» SHORT PROBLEM:
Go through the entries below and copy each line containing the word "avere".

* Start ENTRIES SHOWN *

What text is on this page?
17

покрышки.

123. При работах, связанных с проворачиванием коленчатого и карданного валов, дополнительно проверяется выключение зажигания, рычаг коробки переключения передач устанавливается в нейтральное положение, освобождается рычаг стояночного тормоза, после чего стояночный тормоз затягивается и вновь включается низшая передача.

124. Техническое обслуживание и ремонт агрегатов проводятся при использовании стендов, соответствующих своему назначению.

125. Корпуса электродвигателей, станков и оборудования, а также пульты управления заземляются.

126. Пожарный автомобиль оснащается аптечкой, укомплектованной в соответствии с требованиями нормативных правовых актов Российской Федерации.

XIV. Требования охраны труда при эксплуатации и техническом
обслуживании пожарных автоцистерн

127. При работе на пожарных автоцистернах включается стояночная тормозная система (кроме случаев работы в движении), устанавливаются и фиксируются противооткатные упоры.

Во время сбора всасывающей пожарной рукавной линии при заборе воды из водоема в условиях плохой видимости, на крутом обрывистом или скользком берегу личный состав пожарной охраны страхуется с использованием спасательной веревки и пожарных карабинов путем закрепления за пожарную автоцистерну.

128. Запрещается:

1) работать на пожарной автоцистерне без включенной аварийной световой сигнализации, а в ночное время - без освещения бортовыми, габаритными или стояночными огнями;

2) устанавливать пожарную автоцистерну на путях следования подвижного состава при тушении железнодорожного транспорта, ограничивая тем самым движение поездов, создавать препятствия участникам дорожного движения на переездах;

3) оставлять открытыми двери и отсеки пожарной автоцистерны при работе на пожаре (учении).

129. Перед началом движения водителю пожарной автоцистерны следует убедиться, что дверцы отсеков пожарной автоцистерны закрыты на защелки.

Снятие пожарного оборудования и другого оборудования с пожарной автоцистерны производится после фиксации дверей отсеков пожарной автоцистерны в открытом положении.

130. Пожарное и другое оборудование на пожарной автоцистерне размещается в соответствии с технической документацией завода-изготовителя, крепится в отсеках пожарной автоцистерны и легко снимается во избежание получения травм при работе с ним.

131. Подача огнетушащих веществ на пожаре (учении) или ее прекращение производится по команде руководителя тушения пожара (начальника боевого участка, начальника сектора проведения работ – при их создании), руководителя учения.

* End ENTRIES SHOWN *
* Start ENTRIES SHOWN *

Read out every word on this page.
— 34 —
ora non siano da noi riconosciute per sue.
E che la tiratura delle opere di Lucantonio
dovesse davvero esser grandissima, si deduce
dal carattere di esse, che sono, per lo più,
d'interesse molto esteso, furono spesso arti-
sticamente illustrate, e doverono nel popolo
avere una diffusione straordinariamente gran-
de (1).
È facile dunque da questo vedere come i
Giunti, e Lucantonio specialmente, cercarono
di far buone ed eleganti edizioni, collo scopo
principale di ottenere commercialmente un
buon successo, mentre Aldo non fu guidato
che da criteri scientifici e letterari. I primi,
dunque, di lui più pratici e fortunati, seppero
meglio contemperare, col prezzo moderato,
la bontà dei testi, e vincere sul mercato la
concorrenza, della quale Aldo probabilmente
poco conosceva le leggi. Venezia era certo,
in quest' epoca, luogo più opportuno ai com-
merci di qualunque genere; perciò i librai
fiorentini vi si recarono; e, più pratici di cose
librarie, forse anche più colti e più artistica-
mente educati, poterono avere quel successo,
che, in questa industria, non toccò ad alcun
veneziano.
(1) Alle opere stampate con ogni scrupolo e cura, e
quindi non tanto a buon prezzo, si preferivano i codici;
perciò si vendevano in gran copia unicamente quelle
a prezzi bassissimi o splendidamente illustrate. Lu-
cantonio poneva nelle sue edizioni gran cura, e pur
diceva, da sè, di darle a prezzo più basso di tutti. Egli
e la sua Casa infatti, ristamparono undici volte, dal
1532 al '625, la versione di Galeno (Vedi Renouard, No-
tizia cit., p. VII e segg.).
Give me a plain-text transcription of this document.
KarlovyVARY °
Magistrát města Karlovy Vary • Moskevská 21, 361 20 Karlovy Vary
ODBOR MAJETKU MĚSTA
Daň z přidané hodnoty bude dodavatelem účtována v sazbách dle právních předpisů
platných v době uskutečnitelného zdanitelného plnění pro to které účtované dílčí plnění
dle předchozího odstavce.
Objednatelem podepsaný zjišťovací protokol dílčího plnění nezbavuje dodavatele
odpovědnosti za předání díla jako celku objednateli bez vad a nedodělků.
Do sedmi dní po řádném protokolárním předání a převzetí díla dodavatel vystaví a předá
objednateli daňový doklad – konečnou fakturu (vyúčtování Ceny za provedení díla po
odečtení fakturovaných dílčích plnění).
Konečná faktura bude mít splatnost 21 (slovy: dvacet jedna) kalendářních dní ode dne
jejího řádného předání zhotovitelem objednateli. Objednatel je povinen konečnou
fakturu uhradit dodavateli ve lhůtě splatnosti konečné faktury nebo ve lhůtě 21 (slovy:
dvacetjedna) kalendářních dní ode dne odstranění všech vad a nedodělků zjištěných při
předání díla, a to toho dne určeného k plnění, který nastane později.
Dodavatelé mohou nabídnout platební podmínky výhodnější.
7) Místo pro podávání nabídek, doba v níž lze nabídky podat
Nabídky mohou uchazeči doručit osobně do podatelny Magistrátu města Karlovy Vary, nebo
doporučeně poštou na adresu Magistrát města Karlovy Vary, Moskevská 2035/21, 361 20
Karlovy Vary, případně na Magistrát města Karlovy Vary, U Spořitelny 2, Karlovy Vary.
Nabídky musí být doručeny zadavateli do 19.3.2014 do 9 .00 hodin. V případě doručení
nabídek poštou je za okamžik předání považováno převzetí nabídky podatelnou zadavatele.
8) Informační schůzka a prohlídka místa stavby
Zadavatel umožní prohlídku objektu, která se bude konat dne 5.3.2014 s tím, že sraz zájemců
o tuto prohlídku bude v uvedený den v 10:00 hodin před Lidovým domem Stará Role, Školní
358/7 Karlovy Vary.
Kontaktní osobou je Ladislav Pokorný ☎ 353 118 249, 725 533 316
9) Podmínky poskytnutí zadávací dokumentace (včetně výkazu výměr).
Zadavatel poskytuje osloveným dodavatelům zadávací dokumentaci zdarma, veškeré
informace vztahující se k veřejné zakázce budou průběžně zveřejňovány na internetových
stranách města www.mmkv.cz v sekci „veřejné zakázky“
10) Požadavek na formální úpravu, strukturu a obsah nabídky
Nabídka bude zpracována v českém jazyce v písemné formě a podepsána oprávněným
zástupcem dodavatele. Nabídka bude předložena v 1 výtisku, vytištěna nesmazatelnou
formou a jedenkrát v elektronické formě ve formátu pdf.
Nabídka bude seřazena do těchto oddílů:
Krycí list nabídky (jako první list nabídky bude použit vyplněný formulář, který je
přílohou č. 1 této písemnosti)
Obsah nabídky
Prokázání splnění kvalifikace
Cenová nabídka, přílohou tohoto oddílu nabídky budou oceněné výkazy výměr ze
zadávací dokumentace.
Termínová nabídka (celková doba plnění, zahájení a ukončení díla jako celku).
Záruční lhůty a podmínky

* End ENTRIES SHOWN *
* Start ENTRIES SHOWN *

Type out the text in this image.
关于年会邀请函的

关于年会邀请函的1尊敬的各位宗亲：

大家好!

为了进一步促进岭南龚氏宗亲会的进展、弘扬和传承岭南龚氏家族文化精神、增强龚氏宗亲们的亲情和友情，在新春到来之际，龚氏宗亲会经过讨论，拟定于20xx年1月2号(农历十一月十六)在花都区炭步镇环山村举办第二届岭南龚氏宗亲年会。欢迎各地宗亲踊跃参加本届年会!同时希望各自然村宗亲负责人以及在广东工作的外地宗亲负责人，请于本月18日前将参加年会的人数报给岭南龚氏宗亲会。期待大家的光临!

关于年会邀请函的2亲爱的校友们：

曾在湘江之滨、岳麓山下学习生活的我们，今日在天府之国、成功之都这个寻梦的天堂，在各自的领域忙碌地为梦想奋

* End ENTRIES SHOWN *

» EXERCISE RESPONSE:
avere una diffusione straordinariamente gran-
mente educati, poterono avere quel successo,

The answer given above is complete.